SHORT PROBLEM: Give only the number of lines in the listing below where the string "Block" occurs.

-- start of MATERIAL PROVIDED --

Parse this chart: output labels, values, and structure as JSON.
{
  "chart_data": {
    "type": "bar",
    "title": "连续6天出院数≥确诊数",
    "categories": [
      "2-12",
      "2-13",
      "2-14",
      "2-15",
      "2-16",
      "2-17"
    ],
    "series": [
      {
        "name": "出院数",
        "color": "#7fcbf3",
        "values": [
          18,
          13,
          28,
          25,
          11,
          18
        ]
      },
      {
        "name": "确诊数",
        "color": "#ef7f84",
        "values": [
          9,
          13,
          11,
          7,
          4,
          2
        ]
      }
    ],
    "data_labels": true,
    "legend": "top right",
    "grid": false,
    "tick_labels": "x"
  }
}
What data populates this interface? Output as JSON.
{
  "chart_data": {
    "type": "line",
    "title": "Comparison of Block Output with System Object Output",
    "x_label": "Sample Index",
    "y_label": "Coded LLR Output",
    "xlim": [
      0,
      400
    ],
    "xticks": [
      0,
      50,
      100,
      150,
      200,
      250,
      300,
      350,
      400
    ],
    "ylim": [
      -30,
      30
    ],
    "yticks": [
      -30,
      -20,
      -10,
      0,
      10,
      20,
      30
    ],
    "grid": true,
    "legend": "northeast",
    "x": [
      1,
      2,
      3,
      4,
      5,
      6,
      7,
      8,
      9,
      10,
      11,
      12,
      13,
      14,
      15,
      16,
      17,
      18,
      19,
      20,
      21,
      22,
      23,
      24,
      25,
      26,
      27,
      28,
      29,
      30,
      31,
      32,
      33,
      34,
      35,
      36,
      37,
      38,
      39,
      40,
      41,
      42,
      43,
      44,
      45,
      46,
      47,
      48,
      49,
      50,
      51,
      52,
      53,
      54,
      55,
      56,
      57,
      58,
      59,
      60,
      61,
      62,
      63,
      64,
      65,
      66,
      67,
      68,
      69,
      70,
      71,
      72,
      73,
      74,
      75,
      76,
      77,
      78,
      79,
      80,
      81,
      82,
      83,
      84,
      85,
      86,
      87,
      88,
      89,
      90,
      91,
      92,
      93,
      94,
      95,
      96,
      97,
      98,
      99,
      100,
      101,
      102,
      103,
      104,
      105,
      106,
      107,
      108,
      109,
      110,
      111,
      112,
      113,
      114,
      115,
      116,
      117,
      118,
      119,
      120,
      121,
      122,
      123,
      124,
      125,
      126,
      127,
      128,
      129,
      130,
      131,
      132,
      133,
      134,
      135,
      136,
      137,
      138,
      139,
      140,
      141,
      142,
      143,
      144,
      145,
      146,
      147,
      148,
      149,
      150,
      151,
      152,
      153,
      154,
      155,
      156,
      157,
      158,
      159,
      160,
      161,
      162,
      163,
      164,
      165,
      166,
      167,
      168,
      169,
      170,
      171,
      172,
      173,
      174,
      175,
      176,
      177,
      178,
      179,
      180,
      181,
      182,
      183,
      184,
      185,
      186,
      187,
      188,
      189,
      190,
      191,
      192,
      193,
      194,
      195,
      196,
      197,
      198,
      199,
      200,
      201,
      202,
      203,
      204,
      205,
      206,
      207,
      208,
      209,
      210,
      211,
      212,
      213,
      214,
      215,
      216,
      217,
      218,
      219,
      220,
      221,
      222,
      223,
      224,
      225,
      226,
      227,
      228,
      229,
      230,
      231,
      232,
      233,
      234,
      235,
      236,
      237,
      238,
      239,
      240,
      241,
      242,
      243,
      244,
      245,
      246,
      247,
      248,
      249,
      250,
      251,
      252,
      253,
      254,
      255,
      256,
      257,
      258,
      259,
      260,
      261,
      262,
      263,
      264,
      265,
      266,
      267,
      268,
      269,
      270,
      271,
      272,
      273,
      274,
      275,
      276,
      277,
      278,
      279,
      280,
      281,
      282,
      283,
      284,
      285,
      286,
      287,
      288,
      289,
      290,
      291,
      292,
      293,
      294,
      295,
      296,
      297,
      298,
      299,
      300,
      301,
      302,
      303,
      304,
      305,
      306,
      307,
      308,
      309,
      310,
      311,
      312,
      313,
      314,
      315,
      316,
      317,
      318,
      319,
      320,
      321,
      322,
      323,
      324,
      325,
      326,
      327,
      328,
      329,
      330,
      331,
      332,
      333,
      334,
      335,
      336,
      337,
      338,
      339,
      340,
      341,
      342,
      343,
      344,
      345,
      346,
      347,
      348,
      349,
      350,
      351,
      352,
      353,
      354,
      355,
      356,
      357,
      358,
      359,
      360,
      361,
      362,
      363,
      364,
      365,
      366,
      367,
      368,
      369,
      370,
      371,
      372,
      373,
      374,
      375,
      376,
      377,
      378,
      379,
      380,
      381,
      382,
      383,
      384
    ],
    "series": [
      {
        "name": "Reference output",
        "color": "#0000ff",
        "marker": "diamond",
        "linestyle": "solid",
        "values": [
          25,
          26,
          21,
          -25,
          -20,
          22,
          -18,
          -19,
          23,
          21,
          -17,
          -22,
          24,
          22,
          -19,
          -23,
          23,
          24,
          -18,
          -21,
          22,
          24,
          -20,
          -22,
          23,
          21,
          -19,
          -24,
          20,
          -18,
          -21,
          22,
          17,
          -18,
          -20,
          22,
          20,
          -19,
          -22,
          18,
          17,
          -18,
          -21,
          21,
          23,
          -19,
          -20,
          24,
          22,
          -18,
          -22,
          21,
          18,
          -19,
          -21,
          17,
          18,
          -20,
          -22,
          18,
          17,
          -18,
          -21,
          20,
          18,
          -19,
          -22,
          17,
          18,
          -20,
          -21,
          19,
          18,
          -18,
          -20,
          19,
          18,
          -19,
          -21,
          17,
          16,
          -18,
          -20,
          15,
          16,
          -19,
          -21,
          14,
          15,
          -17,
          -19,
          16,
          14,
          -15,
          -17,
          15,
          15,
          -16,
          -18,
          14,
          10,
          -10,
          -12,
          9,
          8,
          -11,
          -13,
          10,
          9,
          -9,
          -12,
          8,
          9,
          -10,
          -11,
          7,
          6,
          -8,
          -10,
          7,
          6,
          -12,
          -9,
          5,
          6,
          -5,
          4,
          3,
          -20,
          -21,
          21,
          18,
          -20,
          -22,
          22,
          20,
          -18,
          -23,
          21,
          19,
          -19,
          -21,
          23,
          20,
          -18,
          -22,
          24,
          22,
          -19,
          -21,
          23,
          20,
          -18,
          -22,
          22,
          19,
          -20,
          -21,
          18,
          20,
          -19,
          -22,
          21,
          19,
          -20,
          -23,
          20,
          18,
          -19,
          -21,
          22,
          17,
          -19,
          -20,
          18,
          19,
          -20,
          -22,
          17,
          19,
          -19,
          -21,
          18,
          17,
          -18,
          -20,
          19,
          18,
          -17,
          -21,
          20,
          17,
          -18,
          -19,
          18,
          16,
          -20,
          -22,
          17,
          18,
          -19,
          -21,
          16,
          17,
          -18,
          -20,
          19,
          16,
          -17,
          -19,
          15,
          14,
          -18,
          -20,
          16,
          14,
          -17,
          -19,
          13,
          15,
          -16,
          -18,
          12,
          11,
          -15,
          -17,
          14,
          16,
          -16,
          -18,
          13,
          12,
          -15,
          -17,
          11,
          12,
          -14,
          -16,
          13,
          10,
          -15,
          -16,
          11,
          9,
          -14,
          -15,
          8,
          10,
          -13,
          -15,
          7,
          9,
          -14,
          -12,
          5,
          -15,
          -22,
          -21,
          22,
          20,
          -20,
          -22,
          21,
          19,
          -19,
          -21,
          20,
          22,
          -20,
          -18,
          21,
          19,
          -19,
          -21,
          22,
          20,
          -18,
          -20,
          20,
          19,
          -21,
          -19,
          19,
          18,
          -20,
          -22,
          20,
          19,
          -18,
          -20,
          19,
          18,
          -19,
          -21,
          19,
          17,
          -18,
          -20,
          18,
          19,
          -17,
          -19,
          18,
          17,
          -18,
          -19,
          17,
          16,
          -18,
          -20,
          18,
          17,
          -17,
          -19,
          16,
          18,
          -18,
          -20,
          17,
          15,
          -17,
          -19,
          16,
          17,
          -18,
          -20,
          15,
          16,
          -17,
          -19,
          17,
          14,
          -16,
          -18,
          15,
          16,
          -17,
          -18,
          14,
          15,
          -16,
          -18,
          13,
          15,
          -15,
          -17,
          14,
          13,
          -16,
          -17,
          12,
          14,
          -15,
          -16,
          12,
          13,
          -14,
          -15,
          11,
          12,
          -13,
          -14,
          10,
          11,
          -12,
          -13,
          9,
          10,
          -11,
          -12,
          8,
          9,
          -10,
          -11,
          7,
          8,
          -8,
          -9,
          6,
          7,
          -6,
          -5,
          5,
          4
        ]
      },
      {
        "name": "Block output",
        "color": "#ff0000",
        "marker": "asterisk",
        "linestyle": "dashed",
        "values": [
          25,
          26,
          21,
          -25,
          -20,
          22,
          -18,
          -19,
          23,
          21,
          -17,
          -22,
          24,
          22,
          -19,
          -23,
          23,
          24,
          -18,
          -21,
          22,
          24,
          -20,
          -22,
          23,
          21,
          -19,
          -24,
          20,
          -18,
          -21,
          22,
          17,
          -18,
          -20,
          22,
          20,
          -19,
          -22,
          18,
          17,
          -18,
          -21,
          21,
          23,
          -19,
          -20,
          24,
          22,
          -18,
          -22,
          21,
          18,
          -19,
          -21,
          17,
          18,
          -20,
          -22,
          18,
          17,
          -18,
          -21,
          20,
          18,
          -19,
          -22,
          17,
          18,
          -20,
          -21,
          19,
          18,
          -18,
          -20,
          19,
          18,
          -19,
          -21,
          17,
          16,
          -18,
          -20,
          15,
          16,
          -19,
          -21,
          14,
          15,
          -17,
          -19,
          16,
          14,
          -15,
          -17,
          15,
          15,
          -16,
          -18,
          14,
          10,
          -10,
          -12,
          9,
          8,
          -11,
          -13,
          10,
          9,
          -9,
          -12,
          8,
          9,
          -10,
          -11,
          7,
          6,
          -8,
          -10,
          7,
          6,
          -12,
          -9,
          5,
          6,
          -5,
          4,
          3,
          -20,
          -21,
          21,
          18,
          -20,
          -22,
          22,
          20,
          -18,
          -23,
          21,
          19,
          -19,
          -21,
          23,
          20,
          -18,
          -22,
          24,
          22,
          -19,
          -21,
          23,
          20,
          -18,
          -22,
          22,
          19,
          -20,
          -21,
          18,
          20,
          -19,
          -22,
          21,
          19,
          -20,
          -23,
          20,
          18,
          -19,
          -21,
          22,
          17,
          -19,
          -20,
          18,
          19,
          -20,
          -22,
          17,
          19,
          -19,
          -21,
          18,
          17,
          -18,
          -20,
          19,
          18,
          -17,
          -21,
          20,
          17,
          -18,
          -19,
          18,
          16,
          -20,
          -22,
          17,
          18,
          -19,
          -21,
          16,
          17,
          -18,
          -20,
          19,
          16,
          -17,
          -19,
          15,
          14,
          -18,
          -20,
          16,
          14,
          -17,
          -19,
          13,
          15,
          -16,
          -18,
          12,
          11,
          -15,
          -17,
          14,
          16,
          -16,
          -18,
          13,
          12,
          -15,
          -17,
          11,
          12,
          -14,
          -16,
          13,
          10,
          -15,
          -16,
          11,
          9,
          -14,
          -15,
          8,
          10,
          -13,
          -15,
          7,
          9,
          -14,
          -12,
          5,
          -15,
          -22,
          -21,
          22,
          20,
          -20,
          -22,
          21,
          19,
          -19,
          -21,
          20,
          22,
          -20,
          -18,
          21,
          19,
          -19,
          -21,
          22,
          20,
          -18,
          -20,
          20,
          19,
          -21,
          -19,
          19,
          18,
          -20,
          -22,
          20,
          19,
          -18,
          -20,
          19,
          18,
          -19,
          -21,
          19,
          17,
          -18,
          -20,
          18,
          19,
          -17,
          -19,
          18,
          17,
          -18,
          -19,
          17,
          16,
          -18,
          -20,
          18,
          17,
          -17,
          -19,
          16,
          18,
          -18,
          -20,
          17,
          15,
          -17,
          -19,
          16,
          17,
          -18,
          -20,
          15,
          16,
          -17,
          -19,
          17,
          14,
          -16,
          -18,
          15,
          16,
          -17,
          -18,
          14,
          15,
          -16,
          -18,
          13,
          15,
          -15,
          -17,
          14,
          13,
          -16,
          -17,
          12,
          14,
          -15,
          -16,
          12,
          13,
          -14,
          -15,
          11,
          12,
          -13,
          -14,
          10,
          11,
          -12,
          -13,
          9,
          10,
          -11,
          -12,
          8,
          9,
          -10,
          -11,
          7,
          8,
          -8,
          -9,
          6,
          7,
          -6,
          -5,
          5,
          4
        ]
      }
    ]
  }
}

-- end of MATERIAL PROVIDED --

SOLUTION TO THIS TASK: 2